=== What the exercise asks ===
Check each line of the listing, and copy it if it contains the word "Detect".

=== Input material ===
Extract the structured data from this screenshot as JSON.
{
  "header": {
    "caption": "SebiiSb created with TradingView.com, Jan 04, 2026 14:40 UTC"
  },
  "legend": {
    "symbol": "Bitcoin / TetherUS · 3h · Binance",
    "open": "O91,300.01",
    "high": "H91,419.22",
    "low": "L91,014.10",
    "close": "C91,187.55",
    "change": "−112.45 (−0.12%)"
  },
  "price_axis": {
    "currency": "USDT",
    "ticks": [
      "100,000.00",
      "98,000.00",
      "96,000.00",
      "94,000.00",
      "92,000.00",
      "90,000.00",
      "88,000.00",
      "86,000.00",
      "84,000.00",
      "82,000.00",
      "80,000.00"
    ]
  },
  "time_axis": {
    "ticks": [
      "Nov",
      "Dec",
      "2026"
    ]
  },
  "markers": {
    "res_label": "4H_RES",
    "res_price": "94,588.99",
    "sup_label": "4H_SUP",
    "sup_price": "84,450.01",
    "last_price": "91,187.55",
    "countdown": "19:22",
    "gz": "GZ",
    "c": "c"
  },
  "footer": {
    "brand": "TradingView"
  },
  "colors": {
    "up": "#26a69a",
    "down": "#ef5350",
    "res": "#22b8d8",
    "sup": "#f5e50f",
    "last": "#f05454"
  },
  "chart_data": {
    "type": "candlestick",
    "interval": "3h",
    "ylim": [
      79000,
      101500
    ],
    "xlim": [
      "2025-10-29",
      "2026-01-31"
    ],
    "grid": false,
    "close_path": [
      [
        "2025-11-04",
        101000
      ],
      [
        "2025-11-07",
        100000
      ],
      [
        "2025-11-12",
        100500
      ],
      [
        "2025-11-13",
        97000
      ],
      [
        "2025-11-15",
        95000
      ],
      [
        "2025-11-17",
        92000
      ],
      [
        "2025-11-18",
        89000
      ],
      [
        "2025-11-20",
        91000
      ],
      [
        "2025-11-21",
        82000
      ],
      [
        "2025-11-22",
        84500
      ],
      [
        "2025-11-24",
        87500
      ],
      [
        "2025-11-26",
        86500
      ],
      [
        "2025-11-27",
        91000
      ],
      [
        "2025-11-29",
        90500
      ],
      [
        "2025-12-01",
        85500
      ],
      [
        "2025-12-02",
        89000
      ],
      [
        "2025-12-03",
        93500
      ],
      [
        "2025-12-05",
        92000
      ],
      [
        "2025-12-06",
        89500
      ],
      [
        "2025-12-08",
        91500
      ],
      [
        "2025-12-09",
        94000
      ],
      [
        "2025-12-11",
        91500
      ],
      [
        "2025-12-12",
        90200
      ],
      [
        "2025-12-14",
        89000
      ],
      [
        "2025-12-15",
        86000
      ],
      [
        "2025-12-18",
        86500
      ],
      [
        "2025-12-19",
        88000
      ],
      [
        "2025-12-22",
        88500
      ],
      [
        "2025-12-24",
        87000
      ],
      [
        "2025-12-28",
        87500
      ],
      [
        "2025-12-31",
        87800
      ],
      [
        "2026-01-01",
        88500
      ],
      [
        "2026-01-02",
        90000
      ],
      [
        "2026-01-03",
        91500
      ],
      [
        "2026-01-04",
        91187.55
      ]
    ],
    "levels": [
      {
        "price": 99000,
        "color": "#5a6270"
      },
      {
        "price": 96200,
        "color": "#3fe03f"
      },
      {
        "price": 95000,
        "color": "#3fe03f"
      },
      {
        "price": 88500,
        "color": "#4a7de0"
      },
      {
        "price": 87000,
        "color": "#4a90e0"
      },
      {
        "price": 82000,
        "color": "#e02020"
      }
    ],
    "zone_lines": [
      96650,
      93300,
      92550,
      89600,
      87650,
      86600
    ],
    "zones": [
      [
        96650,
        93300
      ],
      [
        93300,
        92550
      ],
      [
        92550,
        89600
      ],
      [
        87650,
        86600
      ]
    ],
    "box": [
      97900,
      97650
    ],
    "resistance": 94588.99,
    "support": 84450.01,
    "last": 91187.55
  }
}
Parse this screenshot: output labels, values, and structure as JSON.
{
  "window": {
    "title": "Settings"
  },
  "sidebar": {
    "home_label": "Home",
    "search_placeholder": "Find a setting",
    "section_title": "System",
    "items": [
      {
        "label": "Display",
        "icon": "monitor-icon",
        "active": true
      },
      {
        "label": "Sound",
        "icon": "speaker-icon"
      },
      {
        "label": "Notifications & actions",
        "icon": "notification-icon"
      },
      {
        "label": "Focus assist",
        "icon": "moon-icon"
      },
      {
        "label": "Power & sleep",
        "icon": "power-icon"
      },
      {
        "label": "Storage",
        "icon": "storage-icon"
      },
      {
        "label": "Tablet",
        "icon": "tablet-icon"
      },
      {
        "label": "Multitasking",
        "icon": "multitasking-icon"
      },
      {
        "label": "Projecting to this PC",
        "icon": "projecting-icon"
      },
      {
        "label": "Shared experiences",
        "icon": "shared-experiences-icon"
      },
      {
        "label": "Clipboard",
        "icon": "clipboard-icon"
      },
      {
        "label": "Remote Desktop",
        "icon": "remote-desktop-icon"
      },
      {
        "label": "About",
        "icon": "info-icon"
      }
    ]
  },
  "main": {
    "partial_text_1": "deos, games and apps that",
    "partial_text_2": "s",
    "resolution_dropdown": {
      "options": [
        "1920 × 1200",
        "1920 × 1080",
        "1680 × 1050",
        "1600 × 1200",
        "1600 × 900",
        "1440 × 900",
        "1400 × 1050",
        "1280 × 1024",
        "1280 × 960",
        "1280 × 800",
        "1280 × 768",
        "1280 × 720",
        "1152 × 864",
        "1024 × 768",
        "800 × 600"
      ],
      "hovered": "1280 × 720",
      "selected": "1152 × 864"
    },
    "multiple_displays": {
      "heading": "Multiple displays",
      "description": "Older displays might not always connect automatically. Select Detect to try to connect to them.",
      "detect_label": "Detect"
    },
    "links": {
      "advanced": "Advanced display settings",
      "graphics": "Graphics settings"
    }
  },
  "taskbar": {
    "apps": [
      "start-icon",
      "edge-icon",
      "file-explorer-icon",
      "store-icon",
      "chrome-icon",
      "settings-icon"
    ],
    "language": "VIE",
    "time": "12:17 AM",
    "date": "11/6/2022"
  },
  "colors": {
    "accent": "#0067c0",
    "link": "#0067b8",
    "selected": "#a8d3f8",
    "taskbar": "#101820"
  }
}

=== Written response ===
      "description": "Older displays might not always connect automatically. Select Detect to try to connect to them.",
      "detect_label": "Detect"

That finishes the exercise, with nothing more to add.